## Start Dataset content
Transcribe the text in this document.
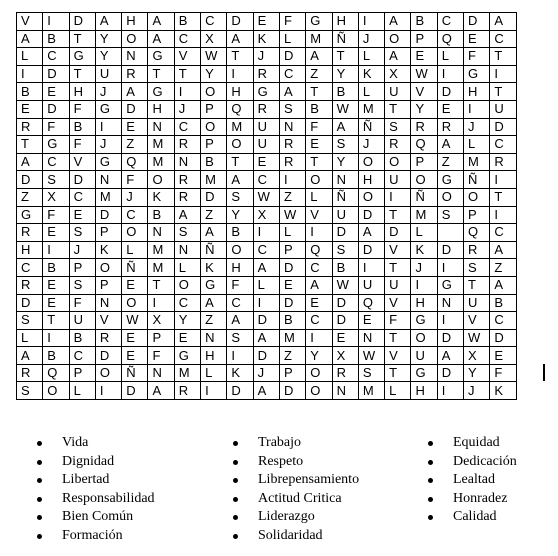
V	I	D	A	H	A	B	C	D	E	F	G	H	I	A	B	C	D	A
A	B	T	Y	O	A	C	X	A	K	L	M	Ñ	J	O	P	Q	E	C
L	C	G	Y	N	G	V	W	T	J	D	A	T	L	A	E	L	F	T
I	D	T	U	R	T	T	Y	I	R	C	Z	Y	K	X	W	I	G	I
B	E	H	J	A	G	I	O	H	G	A	T	B	L	U	V	D	H	T
E	D	F	G	D	H	J	P	Q	R	S	B	W	M	T	Y	E	I	U
R	F	B	I	E	N	C	O	M	U	N	F	A	Ñ	S	R	R	J	D
T	G	F	J	Z	M	R	P	O	U	R	E	S	J	R	Q	A	L	C
A	C	V	G	Q	M	N	B	T	E	R	T	Y	O	O	P	Z	M	R
D	S	D	N	F	O	R	M	A	C	I	O	N	H	U	O	G	Ñ	I
Z	X	C	M	J	K	R	D	S	W	Z	L	Ñ	O	I	Ñ	O	O	T
G	F	E	D	C	B	A	Z	Y	X	W	V	U	D	T	M	S	P	I
R	E	S	P	O	N	S	A	B	I	L	I	D	A	D	L		Q	C
H	I	J	K	L	M	N	Ñ	O	C	P	Q	S	D	V	K	D	R	A
C	B	P	O	Ñ	M	L	K	H	A	D	C	B	I	T	J	I	S	Z
R	E	S	P	E	T	O	G	F	L	E	A	W	U	U	I	G	T	A
D	E	F	N	O	I	C	A	C	I	D	E	D	Q	V	H	N	U	B
S	T	U	V	W	X	Y	Z	A	D	B	C	D	E	F	G	I	V	C
L	I	B	R	E	P	E	N	S	A	M	I	E	N	T	O	D	W	D
A	B	C	D	E	F	G	H	I	D	Z	Y	X	W	V	U	A	X	E
R	Q	P	O	Ñ	N	M	L	K	J	P	O	R	S	T	G	D	Y	F
S	O	L	I	D	A	R	I	D	A	D	O	N	M	L	H	I	J	K
Vida
Dignidad
Libertad
Responsabilidad
Bien Común
Formación
Trabajo
Respeto
Librepensamiento
Actitud Critica
Liderazgo
Solidaridad
Equidad
Dedicación
Lealtad
Honradez
Calidad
## End Dataset content
- Problem description: All the records need to be repeated exactly, with the images dropped.

- Solution to the exercise:
Transcribe the text in this document.
V	I	D	A	H	A	B	C	D	E	F	G	H	I	A	B	C	D	A
A	B	T	Y	O	A	C	X	A	K	L	M	Ñ	J	O	P	Q	E	C
L	C	G	Y	N	G	V	W	T	J	D	A	T	L	A	E	L	F	T
I	D	T	U	R	T	T	Y	I	R	C	Z	Y	K	X	W	I	G	I
B	E	H	J	A	G	I	O	H	G	A	T	B	L	U	V	D	H	T
E	D	F	G	D	H	J	P	Q	R	S	B	W	M	T	Y	E	I	U
R	F	B	I	E	N	C	O	M	U	N	F	A	Ñ	S	R	R	J	D
T	G	F	J	Z	M	R	P	O	U	R	E	S	J	R	Q	A	L	C
A	C	V	G	Q	M	N	B	T	E	R	T	Y	O	O	P	Z	M	R
D	S	D	N	F	O	R	M	A	C	I	O	N	H	U	O	G	Ñ	I
Z	X	C	M	J	K	R	D	S	W	Z	L	Ñ	O	I	Ñ	O	O	T
G	F	E	D	C	B	A	Z	Y	X	W	V	U	D	T	M	S	P	I
R	E	S	P	O	N	S	A	B	I	L	I	D	A	D	L		Q	C
H	I	J	K	L	M	N	Ñ	O	C	P	Q	S	D	V	K	D	R	A
C	B	P	O	Ñ	M	L	K	H	A	D	C	B	I	T	J	I	S	Z
R	E	S	P	E	T	O	G	F	L	E	A	W	U	U	I	G	T	A
D	E	F	N	O	I	C	A	C	I	D	E	D	Q	V	H	N	U	B
S	T	U	V	W	X	Y	Z	A	D	B	C	D	E	F	G	I	V	C
L	I	B	R	E	P	E	N	S	A	M	I	E	N	T	O	D	W	D
A	B	C	D	E	F	G	H	I	D	Z	Y	X	W	V	U	A	X	E
R	Q	P	O	Ñ	N	M	L	K	J	P	O	R	S	T	G	D	Y	F
S	O	L	I	D	A	R	I	D	A	D	O	N	M	L	H	I	J	K
Vida
Dignidad
Libertad
Responsabilidad
Bien Común
Formación
Trabajo
Respeto
Librepensamiento
Actitud Critica
Liderazgo
Solidaridad
Equidad
Dedicación
Lealtad
Honradez
Calidad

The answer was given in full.